**Objective:** Below are some records; give them all again exactly, but not the pictures.

* begin *

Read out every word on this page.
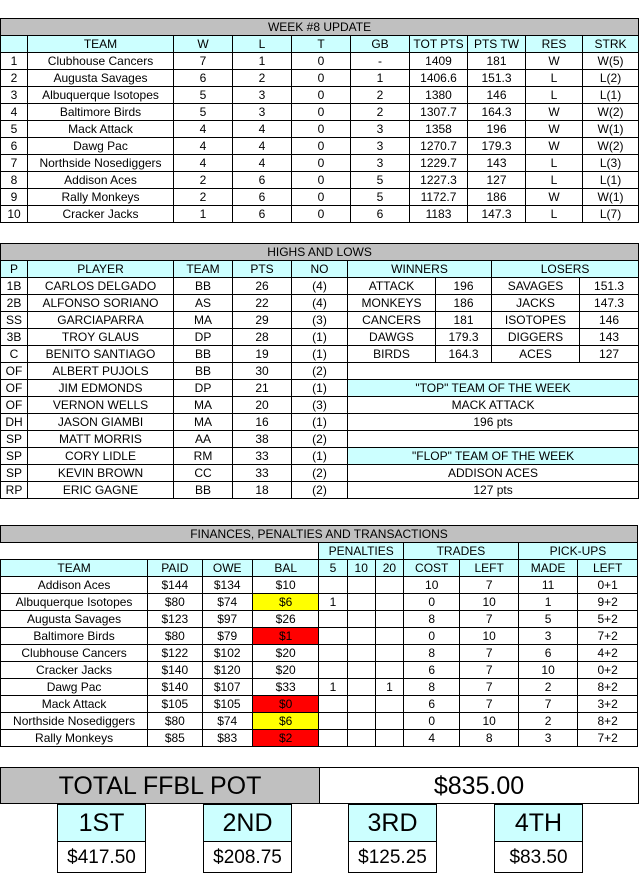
WEEK #8 UPDATE									
	TEAM	W	L	T	GB	TOT PTS	PTS TW	RES	STRK
1	Clubhouse Cancers	7	1	0	-	1409	181	W	W(5)
2	Augusta Savages	6	2	0	1	1406.6	151.3	L	L(2)
3	Albuquerque Isotopes	5	3	0	2	1380	146	L	L(1)
4	Baltimore Birds	5	3	0	2	1307.7	164.3	W	W(2)
5	Mack Attack	4	4	0	3	1358	196	W	W(1)
6	Dawg Pac	4	4	0	3	1270.7	179.3	W	W(2)
7	Northside Nosediggers	4	4	0	3	1229.7	143	L	L(3)
8	Addison Aces	2	6	0	5	1227.3	127	L	L(1)
9	Rally Monkeys	2	6	0	5	1172.7	186	W	W(1)
10	Cracker Jacks	1	6	0	6	1183	147.3	L	L(7)
HIGHS AND LOWS								
P	PLAYER	TEAM	PTS	NO	WINNERS		LOSERS	
1B	CARLOS DELGADO	BB	26	(4)	ATTACK	196	SAVAGES	151.3
2B	ALFONSO SORIANO	AS	22	(4)	MONKEYS	186	JACKS	147.3
SS	GARCIAPARRA	MA	29	(3)	CANCERS	181	ISOTOPES	146
3B	TROY GLAUS	DP	28	(1)	DAWGS	179.3	DIGGERS	143
C	BENITO SANTIAGO	BB	19	(1)	BIRDS	164.3	ACES	127
OF	ALBERT PUJOLS	BB	30	(2)				
OF	JIM EDMONDS	DP	21	(1)	"TOP" TEAM OF THE WEEK			
OF	VERNON WELLS	MA	20	(3)	MACK ATTACK			
DH	JASON GIAMBI	MA	16	(1)	196 pts			
SP	MATT MORRIS	AA	38	(2)				
SP	CORY LIDLE	RM	33	(1)	"FLOP" TEAM OF THE WEEK			
SP	KEVIN BROWN	CC	33	(2)	ADDISON ACES			
RP	ERIC GAGNE	BB	18	(2)	127 pts			
FINANCES, PENALTIES AND TRANSACTIONS										
				PENALTIES			TRADES		PICK-UPS	
TEAM	PAID	OWE	BAL	5	10	20	COST	LEFT	MADE	LEFT
Addison Aces	$144	$134	$10				10	7	11	0+1
Albuquerque Isotopes	$80	$74	$6	1			0	10	1	9+2
Augusta Savages	$123	$97	$26				8	7	5	5+2
Baltimore Birds	$80	$79	$1				0	10	3	7+2
Clubhouse Cancers	$122	$102	$20				8	7	6	4+2
Cracker Jacks	$140	$120	$20				6	7	10	0+2
Dawg Pac	$140	$107	$33	1		1	8	7	2	8+2
Mack Attack	$105	$105	$0				6	7	7	3+2
Northside Nosediggers	$80	$74	$6				0	10	2	8+2
Rally Monkeys	$85	$83	$2				4	8	3	7+2
TOTAL FFBL POT	$835.00
1ST
$417.50
2ND
$208.75
3RD
$125.25
4TH
$83.50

* end *

**Complete output:**
Read out every word on this page.
WEEK #8 UPDATE									
	TEAM	W	L	T	GB	TOT PTS	PTS TW	RES	STRK
1	Clubhouse Cancers	7	1	0	-	1409	181	W	W(5)
2	Augusta Savages	6	2	0	1	1406.6	151.3	L	L(2)
3	Albuquerque Isotopes	5	3	0	2	1380	146	L	L(1)
4	Baltimore Birds	5	3	0	2	1307.7	164.3	W	W(2)
5	Mack Attack	4	4	0	3	1358	196	W	W(1)
6	Dawg Pac	4	4	0	3	1270.7	179.3	W	W(2)
7	Northside Nosediggers	4	4	0	3	1229.7	143	L	L(3)
8	Addison Aces	2	6	0	5	1227.3	127	L	L(1)
9	Rally Monkeys	2	6	0	5	1172.7	186	W	W(1)
10	Cracker Jacks	1	6	0	6	1183	147.3	L	L(7)
HIGHS AND LOWS								
P	PLAYER	TEAM	PTS	NO	WINNERS		LOSERS	
1B	CARLOS DELGADO	BB	26	(4)	ATTACK	196	SAVAGES	151.3
2B	ALFONSO SORIANO	AS	22	(4)	MONKEYS	186	JACKS	147.3
SS	GARCIAPARRA	MA	29	(3)	CANCERS	181	ISOTOPES	146
3B	TROY GLAUS	DP	28	(1)	DAWGS	179.3	DIGGERS	143
C	BENITO SANTIAGO	BB	19	(1)	BIRDS	164.3	ACES	127
OF	ALBERT PUJOLS	BB	30	(2)				
OF	JIM EDMONDS	DP	21	(1)	"TOP" TEAM OF THE WEEK			
OF	VERNON WELLS	MA	20	(3)	MACK ATTACK			
DH	JASON GIAMBI	MA	16	(1)	196 pts			
SP	MATT MORRIS	AA	38	(2)				
SP	CORY LIDLE	RM	33	(1)	"FLOP" TEAM OF THE WEEK			
SP	KEVIN BROWN	CC	33	(2)	ADDISON ACES			
RP	ERIC GAGNE	BB	18	(2)	127 pts			
FINANCES, PENALTIES AND TRANSACTIONS										
				PENALTIES			TRADES		PICK-UPS	
TEAM	PAID	OWE	BAL	5	10	20	COST	LEFT	MADE	LEFT
Addison Aces	$144	$134	$10				10	7	11	0+1
Albuquerque Isotopes	$80	$74	$6	1			0	10	1	9+2
Augusta Savages	$123	$97	$26				8	7	5	5+2
Baltimore Birds	$80	$79	$1				0	10	3	7+2
Clubhouse Cancers	$122	$102	$20				8	7	6	4+2
Cracker Jacks	$140	$120	$20				6	7	10	0+2
Dawg Pac	$140	$107	$33	1		1	8	7	2	8+2
Mack Attack	$105	$105	$0				6	7	7	3+2
Northside Nosediggers	$80	$74	$6				0	10	2	8+2
Rally Monkeys	$85	$83	$2				4	8	3	7+2
TOTAL FFBL POT	$835.00
1ST
$417.50
2ND
$208.75
3RD
$125.25
4TH
$83.50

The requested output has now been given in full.